[start TASK INPUT]

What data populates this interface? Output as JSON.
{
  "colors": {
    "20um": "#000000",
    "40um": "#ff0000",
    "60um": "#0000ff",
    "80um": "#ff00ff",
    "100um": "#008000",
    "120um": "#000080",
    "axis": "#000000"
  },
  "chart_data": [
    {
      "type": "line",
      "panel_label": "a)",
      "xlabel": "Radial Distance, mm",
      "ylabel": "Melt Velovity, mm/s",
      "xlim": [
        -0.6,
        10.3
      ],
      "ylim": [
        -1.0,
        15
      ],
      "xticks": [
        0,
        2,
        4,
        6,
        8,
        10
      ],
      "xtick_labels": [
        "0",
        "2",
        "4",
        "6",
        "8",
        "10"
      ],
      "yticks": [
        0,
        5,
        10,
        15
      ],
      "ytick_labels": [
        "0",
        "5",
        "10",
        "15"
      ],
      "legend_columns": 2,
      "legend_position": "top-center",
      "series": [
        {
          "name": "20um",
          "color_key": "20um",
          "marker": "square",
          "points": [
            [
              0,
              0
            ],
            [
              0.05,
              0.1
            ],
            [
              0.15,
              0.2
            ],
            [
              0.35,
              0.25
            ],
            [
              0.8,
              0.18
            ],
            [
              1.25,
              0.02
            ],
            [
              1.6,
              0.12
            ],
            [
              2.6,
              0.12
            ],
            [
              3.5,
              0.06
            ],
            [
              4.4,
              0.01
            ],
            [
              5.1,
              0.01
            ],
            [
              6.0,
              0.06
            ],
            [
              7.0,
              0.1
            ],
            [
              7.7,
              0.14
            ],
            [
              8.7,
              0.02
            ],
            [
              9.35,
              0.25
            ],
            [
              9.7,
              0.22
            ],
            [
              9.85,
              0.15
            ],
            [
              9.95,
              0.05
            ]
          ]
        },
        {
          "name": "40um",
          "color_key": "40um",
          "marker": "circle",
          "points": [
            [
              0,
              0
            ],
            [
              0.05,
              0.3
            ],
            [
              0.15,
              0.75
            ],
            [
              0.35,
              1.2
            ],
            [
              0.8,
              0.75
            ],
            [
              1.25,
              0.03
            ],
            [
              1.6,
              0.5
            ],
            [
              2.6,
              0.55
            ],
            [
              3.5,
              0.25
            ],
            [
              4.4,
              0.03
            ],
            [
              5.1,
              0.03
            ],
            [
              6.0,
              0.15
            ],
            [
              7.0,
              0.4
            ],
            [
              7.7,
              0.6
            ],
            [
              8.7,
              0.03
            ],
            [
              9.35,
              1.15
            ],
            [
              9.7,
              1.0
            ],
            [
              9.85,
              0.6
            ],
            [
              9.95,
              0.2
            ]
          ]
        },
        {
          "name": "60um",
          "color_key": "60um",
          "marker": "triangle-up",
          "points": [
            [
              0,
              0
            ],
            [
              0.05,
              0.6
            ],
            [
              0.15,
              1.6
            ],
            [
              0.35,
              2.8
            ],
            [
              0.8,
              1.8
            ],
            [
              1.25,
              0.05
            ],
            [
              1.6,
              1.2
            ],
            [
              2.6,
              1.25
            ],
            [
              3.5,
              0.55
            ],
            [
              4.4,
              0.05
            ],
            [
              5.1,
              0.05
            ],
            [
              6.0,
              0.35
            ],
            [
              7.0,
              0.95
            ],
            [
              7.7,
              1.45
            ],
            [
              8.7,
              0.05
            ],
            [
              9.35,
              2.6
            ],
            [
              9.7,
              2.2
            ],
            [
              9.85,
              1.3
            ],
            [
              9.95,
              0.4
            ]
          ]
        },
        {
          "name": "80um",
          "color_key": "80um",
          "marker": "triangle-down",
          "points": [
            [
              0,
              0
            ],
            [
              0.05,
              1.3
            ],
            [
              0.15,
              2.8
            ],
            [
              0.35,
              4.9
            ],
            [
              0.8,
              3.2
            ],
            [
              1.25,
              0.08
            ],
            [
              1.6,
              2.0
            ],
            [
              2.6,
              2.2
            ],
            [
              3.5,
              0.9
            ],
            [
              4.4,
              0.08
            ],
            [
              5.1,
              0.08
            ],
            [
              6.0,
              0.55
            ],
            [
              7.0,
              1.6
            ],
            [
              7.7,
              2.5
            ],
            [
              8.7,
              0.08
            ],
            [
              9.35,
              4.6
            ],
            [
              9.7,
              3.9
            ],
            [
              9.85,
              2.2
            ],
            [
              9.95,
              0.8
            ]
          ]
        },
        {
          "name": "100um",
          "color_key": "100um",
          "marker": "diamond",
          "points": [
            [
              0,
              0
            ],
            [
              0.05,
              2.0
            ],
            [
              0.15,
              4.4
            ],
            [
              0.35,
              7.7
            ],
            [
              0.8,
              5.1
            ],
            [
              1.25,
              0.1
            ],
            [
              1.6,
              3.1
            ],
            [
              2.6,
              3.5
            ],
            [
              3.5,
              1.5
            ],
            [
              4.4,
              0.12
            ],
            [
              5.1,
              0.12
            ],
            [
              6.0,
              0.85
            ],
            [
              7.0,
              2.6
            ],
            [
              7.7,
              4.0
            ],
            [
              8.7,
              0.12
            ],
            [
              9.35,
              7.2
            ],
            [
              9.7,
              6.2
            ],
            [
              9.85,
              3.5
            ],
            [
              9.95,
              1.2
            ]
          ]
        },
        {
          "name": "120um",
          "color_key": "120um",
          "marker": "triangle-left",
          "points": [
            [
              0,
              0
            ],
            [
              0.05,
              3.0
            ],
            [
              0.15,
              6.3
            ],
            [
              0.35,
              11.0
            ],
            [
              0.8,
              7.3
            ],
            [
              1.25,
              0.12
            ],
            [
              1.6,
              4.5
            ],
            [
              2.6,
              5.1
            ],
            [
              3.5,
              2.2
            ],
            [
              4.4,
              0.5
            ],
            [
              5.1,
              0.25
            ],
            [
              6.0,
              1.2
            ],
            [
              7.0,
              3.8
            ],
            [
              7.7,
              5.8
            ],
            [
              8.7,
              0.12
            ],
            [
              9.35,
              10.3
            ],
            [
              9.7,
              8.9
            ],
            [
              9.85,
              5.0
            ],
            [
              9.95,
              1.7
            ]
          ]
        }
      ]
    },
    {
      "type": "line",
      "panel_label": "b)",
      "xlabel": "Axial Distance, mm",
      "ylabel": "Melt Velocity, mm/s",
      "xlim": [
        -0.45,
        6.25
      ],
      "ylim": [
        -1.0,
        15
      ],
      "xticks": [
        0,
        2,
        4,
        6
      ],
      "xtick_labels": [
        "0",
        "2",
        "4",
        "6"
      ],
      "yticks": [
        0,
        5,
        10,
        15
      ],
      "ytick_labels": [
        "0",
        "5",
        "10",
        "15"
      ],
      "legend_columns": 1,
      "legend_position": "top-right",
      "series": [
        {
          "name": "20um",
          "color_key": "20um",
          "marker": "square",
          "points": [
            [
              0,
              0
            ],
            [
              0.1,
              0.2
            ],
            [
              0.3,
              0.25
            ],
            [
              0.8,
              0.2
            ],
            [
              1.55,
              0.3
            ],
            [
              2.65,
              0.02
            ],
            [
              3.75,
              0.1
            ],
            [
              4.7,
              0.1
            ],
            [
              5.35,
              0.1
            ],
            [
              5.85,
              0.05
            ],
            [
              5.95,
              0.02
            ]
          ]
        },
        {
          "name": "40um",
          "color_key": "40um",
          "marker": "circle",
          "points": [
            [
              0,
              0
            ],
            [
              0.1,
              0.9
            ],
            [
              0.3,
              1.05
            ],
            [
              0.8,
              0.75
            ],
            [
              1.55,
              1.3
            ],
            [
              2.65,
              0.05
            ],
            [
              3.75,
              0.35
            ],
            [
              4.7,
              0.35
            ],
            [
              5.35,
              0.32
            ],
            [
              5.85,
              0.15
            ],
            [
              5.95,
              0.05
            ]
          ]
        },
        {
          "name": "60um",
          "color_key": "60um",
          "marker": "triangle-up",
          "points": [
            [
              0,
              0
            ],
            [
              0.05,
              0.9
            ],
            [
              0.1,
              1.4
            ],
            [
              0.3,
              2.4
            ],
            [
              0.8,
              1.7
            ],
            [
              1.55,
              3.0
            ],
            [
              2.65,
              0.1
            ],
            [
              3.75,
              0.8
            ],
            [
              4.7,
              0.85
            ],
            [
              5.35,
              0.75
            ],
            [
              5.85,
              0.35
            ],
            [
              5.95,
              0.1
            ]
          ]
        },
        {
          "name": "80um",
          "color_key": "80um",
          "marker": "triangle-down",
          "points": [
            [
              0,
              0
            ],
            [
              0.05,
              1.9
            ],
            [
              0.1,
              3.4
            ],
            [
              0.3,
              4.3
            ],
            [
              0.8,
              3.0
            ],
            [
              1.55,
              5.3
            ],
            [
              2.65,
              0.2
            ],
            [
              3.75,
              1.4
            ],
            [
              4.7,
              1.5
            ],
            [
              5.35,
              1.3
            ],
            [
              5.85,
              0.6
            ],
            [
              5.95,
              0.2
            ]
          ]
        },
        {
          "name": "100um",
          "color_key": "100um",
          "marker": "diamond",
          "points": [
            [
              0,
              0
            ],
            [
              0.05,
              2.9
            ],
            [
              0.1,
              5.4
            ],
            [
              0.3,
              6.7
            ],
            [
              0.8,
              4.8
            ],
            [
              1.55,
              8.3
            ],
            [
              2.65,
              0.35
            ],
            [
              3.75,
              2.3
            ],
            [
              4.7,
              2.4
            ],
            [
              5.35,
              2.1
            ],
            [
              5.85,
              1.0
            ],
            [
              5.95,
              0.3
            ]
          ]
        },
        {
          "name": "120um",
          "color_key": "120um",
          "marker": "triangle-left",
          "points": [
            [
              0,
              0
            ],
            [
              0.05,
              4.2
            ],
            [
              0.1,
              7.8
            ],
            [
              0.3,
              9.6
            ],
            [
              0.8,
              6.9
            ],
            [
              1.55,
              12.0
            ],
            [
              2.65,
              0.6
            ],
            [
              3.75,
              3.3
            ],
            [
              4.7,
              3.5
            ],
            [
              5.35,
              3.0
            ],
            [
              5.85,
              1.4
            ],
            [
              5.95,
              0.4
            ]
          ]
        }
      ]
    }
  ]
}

[end TASK INPUT]

DIRECTIVE>
Copy out all lines from the material above that contain the string "xlabel".

EXERCISE ANSWER>
      "xlabel": "Radial Distance, mm",
      "xlabel": "Axial Distance, mm",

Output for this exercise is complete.